▶ [What to work on]
In your copy of the data, keep every word exact and include no pictures.

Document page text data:
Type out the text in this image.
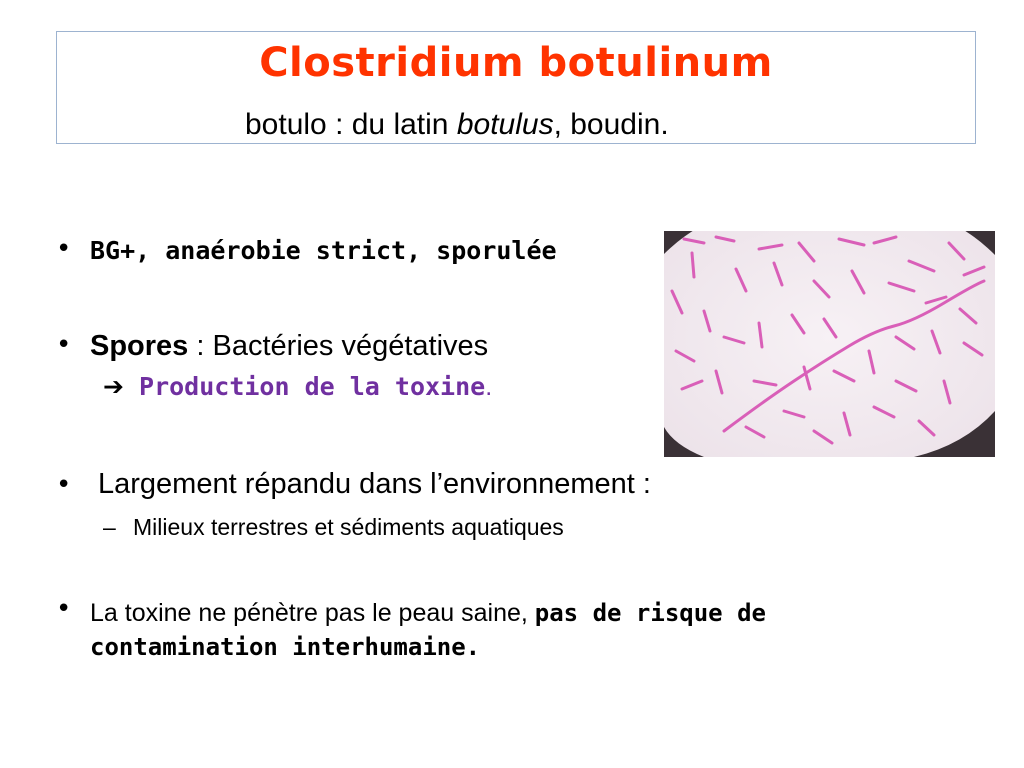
Clostridium botulinum
botulo : du latin botulus, boudin.
• BG+, anaérobie strict, sporulée
• Spores : Bactéries végétatives
➔ Production de la toxine.
• Largement répandu dans l’environnement :
– Milieux terrestres et sédiments aquatiques
• La toxine ne pénètre pas le peau saine, pas de risque de contamination interhumaine.
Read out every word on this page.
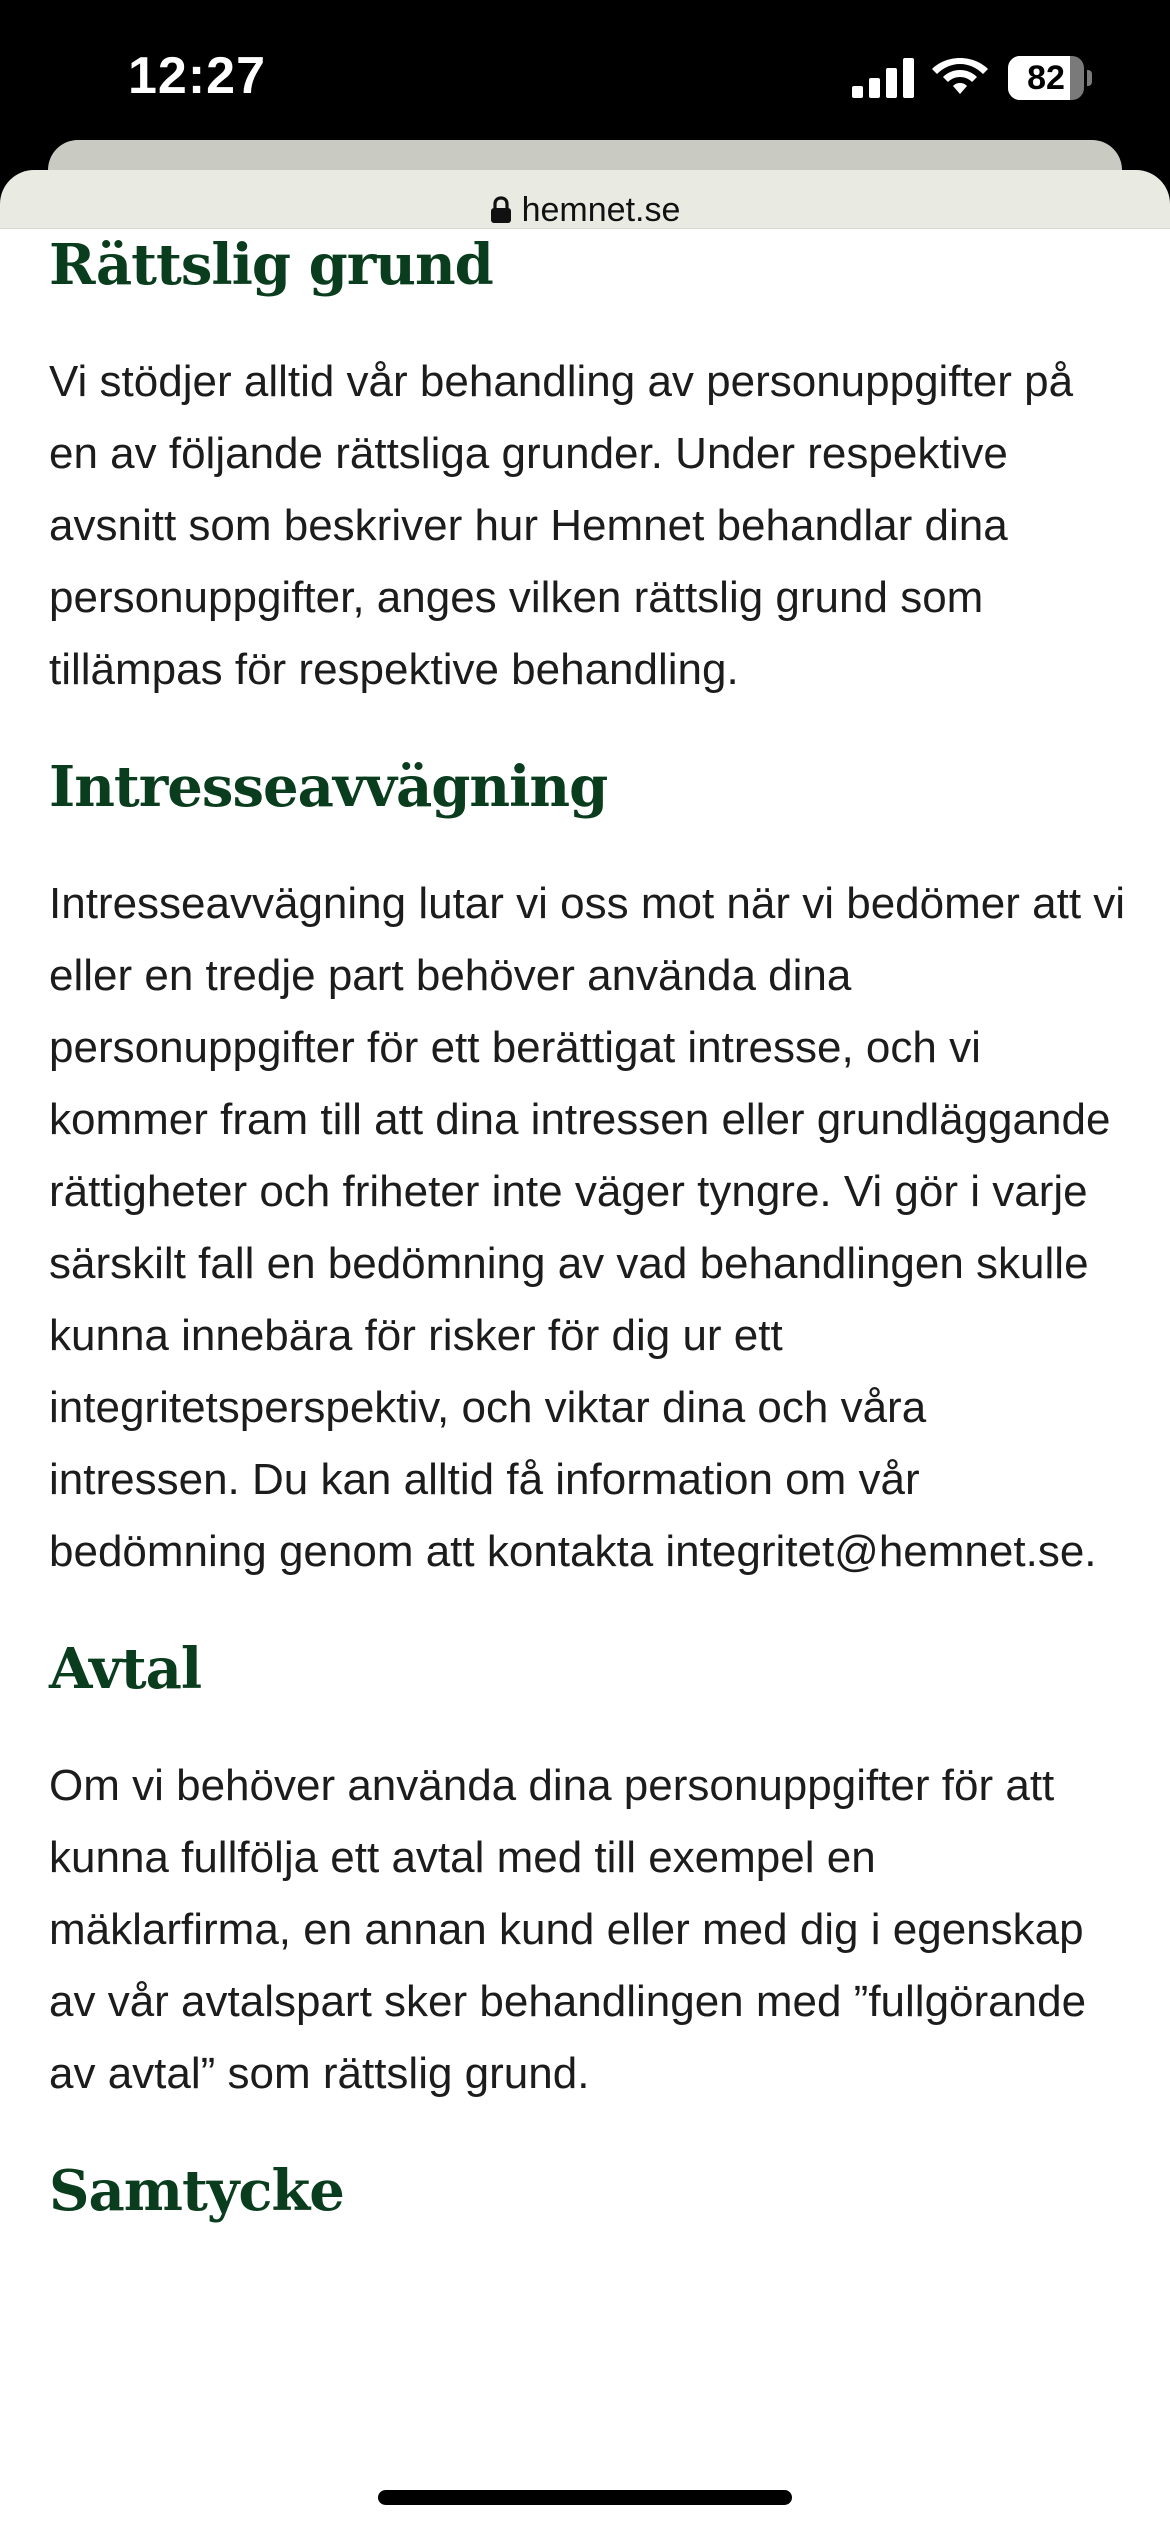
12:27	82
hemnet.se
Rättslig grund

Vi stödjer alltid vår behandling av personuppgifter på en av följande rättsliga grunder. Under respektive avsnitt som beskriver hur Hemnet behandlar dina personuppgifter, anges vilken rättslig grund som tillämpas för respektive behandling.

Intresseavvägning

Intresseavvägning lutar vi oss mot när vi bedömer att vi eller en tredje part behöver använda dina personuppgifter för ett berättigat intresse, och vi kommer fram till att dina intressen eller grundläggande rättigheter och friheter inte väger tyngre. Vi gör i varje särskilt fall en bedömning av vad behandlingen skulle kunna innebära för risker för dig ur ett integritetsperspektiv, och viktar dina och våra intressen. Du kan alltid få information om vår bedömning genom att kontakta integritet@hemnet.se.

Avtal

Om vi behöver använda dina personuppgifter för att kunna fullfölja ett avtal med till exempel en mäklarfirma, en annan kund eller med dig i egenskap av vår avtalspart sker behandlingen med ”fullgörande av avtal” som rättslig grund.

Samtycke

▶ [Result]
Type out the text in this image.
Clostridium botulinum
botulo : du latin botulus, boudin.
• BG+, anaérobie strict, sporulée
• Spores : Bactéries végétatives
➔ Production de la toxine.
• Largement répandu dans l’environnement :
– Milieux terrestres et sédiments aquatiques
• La toxine ne pénètre pas le peau saine, pas de risque de contamination interhumaine.
Read out every word on this page.
12:27	82
hemnet.se
Rättslig grund

Vi stödjer alltid vår behandling av personuppgifter på en av följande rättsliga grunder. Under respektive avsnitt som beskriver hur Hemnet behandlar dina personuppgifter, anges vilken rättslig grund som tillämpas för respektive behandling.

Intresseavvägning

Intresseavvägning lutar vi oss mot när vi bedömer att vi eller en tredje part behöver använda dina personuppgifter för ett berättigat intresse, och vi kommer fram till att dina intressen eller grundläggande rättigheter och friheter inte väger tyngre. Vi gör i varje särskilt fall en bedömning av vad behandlingen skulle kunna innebära för risker för dig ur ett integritetsperspektiv, och viktar dina och våra intressen. Du kan alltid få information om vår bedömning genom att kontakta integritet@hemnet.se.

Avtal

Om vi behöver använda dina personuppgifter för att kunna fullfölja ett avtal med till exempel en mäklarfirma, en annan kund eller med dig i egenskap av vår avtalspart sker behandlingen med ”fullgörande av avtal” som rättslig grund.

Samtycke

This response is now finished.